- _GEKOZEN FRAGMENT_:
▬▬▬▬▬▬▬▬▬▬
Niet de schrijver, de lezer moet fantasie hebben.
(Harry Mulisch)

vrijdag 29 april 2016

Uit het universum van David Lynch

Corruptie en seksschandalen voeren de hoofdtoon in De wreedheid van Nicola Lagioia. De Italiaanse schrijver won er de gegeerde Premio Strega mee.

In de laatste ronde van de Premio Strega 2015 behaalde Nicola Lagioia (°1973) met De wreedheid een glansrijke overwinning. De roman torende met 145 stemmen hoog boven zijn medestanders uit. De bruid van Mauro Covacich werd nummer twee met 89 stemmen, terwijl Het verhaal van het verloren kind van de enigmatische Elena Ferrante de derde plaats kreeg met 59 stemmen. 
Op de sociale media brak een hevige discussie los. Had Lagioia de prijs op literaire gronden verdiend of waren er andere belangen in het spel? Had het feit dat zijn uitgeverij, Einaudi, deel uitmaakt van het machtigste persbedrijf van het land (Mondadori) er iets mee te maken?

Wie weet waar De wreedheid over gaat, zal de ironie van de polemiek inzien. De roman draait rond corruptie in de hogere echelons van de Italiaanse overheid en bedrijfswereld. Lagioia situeert het verhaal in zijn geboortestad Bari en laat de roman openen met een beeld dat zo uit het universum van David Lynch lijkt gegrepen.
▬▬▬▬▬▬▬▬▬▬
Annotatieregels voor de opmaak
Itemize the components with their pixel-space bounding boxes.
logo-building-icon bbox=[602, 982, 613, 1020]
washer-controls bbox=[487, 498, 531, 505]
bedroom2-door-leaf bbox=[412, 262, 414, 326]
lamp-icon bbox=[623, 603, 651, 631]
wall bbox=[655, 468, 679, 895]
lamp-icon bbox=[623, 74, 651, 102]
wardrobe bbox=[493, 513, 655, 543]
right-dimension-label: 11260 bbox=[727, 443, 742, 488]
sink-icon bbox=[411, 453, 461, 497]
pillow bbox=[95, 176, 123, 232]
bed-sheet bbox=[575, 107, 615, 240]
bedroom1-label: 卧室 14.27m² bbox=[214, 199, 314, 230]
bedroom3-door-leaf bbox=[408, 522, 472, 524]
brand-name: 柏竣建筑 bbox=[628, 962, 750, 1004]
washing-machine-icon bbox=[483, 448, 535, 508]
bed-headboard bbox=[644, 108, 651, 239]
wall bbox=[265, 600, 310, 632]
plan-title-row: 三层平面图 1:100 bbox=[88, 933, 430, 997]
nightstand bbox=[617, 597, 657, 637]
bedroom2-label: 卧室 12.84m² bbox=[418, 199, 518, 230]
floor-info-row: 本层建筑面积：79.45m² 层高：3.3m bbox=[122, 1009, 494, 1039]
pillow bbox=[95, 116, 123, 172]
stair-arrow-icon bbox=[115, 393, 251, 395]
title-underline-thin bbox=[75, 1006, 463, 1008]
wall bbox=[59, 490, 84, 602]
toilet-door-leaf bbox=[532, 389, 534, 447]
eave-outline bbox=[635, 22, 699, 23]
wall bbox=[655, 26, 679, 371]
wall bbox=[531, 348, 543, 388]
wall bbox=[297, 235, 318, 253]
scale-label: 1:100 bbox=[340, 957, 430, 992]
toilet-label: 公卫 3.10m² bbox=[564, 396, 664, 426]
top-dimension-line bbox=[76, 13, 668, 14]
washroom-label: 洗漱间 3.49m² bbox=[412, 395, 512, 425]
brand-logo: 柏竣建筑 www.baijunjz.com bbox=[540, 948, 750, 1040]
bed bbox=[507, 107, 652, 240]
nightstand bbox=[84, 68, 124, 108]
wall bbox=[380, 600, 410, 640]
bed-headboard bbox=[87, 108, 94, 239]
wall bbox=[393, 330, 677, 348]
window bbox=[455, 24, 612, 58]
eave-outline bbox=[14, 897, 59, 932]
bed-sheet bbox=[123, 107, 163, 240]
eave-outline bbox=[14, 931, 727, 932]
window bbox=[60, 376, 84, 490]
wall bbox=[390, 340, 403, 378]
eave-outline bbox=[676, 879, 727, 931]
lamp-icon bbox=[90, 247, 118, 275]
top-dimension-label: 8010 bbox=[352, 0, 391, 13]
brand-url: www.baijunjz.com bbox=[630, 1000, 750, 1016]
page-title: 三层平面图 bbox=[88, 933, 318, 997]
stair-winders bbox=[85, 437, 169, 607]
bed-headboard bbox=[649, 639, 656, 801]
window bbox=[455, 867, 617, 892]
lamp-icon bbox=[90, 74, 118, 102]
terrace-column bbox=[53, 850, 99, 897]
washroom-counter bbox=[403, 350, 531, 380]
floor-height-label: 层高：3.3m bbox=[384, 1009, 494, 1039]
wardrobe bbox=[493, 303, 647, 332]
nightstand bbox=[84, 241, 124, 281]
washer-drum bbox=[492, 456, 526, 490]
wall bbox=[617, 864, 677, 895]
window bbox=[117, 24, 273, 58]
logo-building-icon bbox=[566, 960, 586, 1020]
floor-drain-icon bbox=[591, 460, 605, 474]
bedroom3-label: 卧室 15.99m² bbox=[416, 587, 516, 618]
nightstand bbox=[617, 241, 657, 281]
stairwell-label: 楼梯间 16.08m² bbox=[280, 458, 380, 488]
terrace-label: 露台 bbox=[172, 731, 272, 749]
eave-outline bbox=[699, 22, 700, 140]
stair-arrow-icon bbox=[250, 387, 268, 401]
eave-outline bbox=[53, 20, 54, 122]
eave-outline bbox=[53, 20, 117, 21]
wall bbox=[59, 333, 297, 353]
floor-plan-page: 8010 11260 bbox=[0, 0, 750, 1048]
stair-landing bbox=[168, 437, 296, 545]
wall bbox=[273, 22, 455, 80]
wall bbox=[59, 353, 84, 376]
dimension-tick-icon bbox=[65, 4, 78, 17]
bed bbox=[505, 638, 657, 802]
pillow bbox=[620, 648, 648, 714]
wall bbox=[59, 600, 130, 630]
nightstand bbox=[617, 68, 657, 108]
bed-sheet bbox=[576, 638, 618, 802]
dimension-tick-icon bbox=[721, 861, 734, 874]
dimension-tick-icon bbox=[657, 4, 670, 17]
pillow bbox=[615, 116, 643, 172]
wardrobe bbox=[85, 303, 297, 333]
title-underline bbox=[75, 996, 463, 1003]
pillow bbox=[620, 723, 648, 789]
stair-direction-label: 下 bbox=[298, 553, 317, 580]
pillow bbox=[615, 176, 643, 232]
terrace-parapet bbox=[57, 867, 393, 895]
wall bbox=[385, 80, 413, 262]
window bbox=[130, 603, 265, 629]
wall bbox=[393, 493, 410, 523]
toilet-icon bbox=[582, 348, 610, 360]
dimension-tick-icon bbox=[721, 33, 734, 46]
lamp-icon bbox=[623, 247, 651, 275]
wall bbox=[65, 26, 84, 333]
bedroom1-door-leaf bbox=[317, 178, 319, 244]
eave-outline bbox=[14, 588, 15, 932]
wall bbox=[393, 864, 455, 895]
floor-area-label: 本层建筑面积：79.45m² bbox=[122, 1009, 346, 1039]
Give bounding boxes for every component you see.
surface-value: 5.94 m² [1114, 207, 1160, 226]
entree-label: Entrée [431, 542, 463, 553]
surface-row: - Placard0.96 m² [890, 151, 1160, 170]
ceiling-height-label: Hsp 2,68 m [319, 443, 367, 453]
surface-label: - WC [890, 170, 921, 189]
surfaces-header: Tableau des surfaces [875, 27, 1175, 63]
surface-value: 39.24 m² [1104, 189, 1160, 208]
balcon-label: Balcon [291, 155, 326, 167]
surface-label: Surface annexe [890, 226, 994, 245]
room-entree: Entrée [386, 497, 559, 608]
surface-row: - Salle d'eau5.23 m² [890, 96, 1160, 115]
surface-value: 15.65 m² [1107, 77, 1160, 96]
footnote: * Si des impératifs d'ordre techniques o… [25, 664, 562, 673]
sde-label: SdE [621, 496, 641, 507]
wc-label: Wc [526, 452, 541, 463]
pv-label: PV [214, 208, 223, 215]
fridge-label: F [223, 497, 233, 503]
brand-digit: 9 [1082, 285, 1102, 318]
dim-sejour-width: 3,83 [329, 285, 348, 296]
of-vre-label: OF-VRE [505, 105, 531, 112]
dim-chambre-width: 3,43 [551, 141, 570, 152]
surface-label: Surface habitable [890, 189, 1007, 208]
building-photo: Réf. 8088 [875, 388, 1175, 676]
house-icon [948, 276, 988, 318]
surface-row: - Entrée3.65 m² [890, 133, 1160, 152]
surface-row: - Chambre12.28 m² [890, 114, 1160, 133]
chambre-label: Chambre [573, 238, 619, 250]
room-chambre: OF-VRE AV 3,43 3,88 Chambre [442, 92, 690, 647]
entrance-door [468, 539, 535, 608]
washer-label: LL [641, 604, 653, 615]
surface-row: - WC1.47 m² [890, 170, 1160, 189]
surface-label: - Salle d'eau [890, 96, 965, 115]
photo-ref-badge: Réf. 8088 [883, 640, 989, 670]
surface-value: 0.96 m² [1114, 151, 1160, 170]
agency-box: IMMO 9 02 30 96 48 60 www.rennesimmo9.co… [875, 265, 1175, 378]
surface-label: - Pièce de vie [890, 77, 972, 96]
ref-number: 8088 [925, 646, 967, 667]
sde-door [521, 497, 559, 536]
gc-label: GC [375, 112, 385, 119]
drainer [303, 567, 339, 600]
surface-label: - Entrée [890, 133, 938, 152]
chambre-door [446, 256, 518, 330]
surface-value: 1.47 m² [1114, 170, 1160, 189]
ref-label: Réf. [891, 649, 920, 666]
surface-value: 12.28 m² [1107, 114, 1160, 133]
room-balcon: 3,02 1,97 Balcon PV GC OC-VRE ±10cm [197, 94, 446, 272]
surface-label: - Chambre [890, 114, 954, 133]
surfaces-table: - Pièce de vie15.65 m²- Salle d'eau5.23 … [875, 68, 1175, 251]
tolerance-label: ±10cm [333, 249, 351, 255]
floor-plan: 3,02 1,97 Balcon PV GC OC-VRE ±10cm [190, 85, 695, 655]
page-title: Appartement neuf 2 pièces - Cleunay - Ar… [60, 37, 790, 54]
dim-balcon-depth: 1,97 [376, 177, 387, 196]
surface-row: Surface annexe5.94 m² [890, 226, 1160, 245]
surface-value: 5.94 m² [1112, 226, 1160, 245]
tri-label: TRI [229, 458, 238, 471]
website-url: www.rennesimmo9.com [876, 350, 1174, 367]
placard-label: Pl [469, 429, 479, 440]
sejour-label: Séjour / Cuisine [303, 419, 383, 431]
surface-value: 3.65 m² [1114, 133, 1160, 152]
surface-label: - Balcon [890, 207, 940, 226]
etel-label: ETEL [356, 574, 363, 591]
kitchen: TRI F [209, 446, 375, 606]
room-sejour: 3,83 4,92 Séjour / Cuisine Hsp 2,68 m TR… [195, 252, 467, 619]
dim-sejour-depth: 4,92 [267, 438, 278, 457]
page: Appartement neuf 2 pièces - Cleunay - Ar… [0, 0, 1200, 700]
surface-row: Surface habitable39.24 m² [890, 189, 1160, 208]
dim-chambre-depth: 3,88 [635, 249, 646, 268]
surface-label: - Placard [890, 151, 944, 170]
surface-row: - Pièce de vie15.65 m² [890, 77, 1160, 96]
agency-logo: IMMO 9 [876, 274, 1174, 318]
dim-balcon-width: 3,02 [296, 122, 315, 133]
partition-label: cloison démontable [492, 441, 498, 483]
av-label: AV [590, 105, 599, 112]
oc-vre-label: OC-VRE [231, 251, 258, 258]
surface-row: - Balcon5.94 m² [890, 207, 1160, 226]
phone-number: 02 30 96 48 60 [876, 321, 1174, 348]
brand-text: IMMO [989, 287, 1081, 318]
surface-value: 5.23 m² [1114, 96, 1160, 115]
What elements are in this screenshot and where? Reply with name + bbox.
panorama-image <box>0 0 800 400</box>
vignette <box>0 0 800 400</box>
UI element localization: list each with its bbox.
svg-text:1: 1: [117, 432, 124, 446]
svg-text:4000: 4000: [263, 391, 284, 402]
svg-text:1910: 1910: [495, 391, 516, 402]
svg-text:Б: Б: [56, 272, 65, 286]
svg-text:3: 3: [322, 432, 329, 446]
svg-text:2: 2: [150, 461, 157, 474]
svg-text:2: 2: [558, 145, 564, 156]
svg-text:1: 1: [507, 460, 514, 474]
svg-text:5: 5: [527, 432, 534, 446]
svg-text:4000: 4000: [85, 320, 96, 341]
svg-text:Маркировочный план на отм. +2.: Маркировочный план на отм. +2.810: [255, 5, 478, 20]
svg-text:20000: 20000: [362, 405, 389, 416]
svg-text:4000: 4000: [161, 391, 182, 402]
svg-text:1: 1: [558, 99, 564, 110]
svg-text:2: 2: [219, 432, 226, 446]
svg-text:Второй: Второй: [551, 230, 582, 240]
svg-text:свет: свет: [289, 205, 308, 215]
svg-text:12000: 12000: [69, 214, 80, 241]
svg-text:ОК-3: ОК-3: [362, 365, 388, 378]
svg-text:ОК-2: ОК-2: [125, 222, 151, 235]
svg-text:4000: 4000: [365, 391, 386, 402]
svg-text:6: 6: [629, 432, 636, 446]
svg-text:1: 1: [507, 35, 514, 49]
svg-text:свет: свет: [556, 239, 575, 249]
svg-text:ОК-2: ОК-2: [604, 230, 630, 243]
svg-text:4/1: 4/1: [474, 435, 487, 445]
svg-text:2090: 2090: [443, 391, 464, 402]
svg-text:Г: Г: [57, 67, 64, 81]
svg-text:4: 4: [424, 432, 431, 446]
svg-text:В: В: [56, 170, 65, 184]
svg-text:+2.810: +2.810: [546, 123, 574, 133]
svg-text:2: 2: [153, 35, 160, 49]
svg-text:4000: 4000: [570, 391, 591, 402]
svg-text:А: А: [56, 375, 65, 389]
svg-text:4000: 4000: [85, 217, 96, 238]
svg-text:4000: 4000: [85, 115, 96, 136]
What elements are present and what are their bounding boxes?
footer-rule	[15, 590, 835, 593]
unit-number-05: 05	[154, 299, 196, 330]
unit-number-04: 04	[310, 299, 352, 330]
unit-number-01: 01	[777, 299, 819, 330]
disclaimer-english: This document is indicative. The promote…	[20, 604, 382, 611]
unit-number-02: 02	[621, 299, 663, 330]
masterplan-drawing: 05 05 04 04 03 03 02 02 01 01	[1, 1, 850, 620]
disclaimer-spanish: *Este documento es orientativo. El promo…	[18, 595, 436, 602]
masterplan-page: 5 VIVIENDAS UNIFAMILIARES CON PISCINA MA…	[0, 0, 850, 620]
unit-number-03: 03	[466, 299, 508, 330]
▬▬▬▬▬▬▬▬▬▬
- _GESTELDE OPDRACHT A_:
Noem alle romans die in het fragment over De wreedheid worden vermeld, elk met de auteur en het aantal stemmen dat de roman in de laatste ronde van de Premio Strega 2015 behaalde.
- _GESTELDE OPDRACHT B_:
Geef voor elke bewering aan of deze overeenstemt met het fragment over De wreedheid, en citeer de beslissende woorden uit het fragment.
(i) De wreedheid won de Premio Strega 2015 met 145 stemmen.
(ii) De roman van Mauro Covacich eindigde als derde.
(iii) Het verhaal van De wreedheid speelt zich af in Rome.
- _GESTELDE OPDRACHT C_:
Schrijf het fragment over De wreedheid verder, te beginnen na de laatste zin.

- _UITKOMST A_:
- De wreedheid, Nicola Lagioia: 145 stemmen
- De bruid, Mauro Covacich: 89 stemmen
- Het verhaal van het verloren kind, Elena Ferrante: 59 stemmen

- _UITKOMST B_:
(i) Ja: "De roman torende met 145 stemmen hoog boven zijn medestanders uit."
(ii) Nee: "De bruid van Mauro Covacich werd nummer twee met 89 stemmen"
(iii) Nee: "Lagioia situeert het verhaal in zijn geboortestad Bari"

- _UITKOMST C_:
Het verhaal begint op een zomernacht in een residentiële wijk in Bari, waarop bosuilen “lange schuine banen door de lucht” trekken en “een hele vloot nachtvlinders in het gepolariseerde licht van het hemelgewelf” hangt. Een jonge vrouw verlaat een villa. Ze is naakt, bleek en zit onder het bloed. Door tuinen en velden loopt ze naar de provinciale weg, waar ze verdwaasd over het asfalt doolt. Deze vrouw, zo zal blijken, is de 36-jarige Clara Salvemini, de dochter van een invloedrijke vastgoedontwikkelaar. Diezelfde nacht zal ze aangekleed en levenloos worden aangetroffen bij een parkeergarage. Zelfmoord, luidt het verdict van de gerechtsarts.
Een jonge vrouw verlaat een villa. Ze is naakt, bleek en zit onder het bloed
Vittorio Salvemini, haar vader, zal die nacht een reeks telefoontjes plegen, voor hij, uren later, zijn vrouw Annamaria en kinderen op de hoogte zal brengen van het tragisch gebeuren.

Duistere zaakjes

De roman leest aan een sneltreinvaart. De puzzelstukjes die Lagioia toereikt, lijken het raadsel aanvankelijk alleen groter te maken. Waarom wordt de kerkdienst voor Clara in een dorp op vijftig kilometer van Bari gehouden? Waarom spreekt niemand in het gezin over Clara? Waarom wil Vittorio per se de president van het hof van beroep uitnodigen voor een feestmaal? En waarom maakt Vittorio zich zoveel zorgen over zijn laatste project, de bouw van een toeristenresort aan de kust?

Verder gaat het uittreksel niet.